━━ DATASET RECORDS

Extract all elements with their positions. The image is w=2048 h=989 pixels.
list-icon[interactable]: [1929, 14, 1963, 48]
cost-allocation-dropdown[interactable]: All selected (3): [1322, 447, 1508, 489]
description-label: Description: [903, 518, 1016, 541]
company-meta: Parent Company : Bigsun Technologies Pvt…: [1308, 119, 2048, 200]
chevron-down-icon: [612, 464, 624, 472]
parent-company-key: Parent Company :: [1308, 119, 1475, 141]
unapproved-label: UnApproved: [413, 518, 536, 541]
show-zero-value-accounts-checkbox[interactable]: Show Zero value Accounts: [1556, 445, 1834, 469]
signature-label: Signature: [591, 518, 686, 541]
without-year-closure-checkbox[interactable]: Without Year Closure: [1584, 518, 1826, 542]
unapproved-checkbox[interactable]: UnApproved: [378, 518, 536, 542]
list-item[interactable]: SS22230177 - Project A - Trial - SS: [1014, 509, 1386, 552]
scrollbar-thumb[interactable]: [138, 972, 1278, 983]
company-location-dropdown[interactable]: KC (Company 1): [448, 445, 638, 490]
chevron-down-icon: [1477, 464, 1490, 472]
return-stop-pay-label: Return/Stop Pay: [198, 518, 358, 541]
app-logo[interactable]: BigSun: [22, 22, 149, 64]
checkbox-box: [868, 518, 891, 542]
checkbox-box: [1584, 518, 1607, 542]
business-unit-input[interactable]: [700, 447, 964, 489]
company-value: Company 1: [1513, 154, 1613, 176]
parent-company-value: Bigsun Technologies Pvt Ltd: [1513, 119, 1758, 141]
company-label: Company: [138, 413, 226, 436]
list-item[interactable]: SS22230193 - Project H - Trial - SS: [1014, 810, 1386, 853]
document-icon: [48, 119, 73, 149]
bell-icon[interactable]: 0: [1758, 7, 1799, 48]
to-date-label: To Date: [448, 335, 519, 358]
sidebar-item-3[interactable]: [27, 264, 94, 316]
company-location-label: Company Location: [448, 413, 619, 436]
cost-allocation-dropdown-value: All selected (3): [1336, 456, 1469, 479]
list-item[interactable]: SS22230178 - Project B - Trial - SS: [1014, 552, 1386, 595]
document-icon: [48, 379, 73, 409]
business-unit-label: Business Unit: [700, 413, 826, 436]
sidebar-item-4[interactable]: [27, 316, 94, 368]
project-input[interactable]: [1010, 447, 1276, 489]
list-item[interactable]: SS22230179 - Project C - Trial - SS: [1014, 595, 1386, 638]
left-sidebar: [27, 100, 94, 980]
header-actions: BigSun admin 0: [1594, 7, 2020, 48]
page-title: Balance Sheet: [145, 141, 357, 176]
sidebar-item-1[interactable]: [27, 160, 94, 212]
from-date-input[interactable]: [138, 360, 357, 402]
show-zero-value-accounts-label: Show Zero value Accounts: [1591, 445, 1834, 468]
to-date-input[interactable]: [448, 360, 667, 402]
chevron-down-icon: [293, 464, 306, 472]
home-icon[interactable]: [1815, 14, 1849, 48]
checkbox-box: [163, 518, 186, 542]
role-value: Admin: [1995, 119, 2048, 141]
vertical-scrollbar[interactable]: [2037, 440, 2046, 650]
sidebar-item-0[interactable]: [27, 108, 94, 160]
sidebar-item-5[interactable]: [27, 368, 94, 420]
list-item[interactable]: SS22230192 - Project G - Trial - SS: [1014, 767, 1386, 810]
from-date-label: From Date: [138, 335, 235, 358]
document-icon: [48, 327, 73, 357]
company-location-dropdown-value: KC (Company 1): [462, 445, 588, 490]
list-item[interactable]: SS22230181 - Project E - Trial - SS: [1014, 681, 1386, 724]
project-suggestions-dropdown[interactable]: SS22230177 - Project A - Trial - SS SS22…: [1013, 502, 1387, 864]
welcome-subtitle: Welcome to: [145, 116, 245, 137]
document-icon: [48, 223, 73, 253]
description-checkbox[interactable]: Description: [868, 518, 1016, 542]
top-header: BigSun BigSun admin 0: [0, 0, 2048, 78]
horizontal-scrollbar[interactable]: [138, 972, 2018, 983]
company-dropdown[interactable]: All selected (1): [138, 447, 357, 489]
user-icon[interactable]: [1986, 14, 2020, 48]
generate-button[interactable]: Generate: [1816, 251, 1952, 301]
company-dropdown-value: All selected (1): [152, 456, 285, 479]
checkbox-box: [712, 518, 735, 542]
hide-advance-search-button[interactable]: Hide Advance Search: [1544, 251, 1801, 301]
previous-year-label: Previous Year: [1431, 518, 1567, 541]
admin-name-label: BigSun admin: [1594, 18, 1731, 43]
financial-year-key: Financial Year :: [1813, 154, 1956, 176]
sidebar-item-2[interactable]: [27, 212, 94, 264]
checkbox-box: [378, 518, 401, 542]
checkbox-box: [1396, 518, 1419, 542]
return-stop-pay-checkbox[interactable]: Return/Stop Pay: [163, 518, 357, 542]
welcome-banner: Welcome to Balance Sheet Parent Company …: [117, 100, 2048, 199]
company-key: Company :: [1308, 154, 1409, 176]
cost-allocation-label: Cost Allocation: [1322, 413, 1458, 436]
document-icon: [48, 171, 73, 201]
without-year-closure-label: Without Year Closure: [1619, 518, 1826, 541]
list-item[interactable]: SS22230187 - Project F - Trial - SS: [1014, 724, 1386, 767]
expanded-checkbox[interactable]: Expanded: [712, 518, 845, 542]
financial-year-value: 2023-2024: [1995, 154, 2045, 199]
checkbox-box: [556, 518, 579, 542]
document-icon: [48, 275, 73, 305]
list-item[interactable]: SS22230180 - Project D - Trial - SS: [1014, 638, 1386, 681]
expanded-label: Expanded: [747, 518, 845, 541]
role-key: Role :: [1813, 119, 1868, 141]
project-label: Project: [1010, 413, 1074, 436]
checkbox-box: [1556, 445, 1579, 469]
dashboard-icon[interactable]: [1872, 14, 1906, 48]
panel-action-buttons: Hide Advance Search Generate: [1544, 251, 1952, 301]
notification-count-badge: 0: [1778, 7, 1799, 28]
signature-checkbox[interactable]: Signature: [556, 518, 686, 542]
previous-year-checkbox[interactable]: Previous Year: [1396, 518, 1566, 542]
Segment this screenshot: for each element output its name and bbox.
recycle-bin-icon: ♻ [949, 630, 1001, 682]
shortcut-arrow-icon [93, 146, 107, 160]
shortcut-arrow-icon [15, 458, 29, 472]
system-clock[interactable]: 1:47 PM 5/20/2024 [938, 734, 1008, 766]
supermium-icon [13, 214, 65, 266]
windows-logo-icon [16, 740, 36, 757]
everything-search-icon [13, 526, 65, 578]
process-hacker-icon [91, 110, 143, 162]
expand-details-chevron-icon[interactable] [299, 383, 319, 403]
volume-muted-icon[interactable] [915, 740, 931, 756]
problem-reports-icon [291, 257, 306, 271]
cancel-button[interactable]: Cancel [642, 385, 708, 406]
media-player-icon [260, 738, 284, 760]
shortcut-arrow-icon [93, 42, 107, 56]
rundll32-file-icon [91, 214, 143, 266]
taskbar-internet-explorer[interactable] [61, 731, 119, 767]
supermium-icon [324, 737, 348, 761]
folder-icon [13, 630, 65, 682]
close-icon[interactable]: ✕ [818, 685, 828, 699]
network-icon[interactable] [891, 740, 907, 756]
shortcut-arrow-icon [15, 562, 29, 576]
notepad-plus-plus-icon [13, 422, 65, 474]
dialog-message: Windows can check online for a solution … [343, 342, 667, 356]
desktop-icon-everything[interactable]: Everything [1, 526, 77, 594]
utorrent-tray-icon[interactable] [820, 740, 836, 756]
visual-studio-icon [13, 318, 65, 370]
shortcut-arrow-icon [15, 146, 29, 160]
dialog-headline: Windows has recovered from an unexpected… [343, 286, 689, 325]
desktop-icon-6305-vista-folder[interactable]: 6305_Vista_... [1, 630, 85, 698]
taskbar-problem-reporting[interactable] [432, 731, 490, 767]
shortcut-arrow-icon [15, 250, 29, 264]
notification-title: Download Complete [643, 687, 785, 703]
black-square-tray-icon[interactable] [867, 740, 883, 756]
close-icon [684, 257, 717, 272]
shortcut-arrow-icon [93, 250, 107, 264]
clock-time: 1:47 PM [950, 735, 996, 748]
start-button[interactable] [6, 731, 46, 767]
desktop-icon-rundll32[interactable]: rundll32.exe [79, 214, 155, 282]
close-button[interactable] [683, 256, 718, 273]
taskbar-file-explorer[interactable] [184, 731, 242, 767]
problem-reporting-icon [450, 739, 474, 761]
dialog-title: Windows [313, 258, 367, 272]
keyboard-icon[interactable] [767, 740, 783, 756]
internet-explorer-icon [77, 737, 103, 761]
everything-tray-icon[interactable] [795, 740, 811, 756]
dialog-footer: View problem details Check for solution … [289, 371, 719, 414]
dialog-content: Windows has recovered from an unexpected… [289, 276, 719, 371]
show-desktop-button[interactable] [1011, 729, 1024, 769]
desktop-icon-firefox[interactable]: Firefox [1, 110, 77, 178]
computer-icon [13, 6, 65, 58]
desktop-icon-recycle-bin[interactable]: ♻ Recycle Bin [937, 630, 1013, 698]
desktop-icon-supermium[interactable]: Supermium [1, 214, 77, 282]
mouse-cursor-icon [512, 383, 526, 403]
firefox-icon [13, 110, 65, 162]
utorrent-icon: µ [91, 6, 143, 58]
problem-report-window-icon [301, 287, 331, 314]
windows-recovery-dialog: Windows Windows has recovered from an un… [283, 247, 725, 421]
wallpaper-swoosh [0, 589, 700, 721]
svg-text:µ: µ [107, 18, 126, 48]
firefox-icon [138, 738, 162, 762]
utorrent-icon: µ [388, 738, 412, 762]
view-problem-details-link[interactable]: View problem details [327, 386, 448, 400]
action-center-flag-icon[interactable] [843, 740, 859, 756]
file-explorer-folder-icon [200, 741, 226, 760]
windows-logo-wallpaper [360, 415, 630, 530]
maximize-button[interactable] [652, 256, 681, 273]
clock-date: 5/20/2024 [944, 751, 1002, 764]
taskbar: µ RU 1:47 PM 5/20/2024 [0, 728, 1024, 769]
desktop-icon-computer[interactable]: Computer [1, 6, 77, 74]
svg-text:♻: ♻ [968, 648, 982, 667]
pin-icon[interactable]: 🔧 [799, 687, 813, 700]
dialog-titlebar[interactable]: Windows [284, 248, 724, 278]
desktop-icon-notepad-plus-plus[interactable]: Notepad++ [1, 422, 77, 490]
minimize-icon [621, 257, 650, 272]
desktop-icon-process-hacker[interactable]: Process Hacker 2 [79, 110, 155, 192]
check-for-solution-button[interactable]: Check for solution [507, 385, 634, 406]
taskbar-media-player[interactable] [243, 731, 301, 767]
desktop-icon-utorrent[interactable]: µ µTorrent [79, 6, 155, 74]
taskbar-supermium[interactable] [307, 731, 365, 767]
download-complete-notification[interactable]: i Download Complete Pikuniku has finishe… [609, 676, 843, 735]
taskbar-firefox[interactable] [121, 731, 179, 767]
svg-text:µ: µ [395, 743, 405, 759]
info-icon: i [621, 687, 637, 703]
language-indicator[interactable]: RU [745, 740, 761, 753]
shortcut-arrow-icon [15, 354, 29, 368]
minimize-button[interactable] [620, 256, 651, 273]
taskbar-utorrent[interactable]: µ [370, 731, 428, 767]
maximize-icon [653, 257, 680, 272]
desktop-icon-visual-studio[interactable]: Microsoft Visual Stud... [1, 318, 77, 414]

━━━━

• **THE PROBLEM**: Give back, unchanged, every line from the very first one down to the line containing "chevron-down-icon: [612, 464, 624, 472]", with both of those lines included.

• **ANSWER**:
Extract all elements with their positions. The image is w=2048 h=989 pixels.
list-icon[interactable]: [1929, 14, 1963, 48]
cost-allocation-dropdown[interactable]: All selected (3): [1322, 447, 1508, 489]
description-label: Description: [903, 518, 1016, 541]
company-meta: Parent Company : Bigsun Technologies Pvt…: [1308, 119, 2048, 200]
chevron-down-icon: [612, 464, 624, 472]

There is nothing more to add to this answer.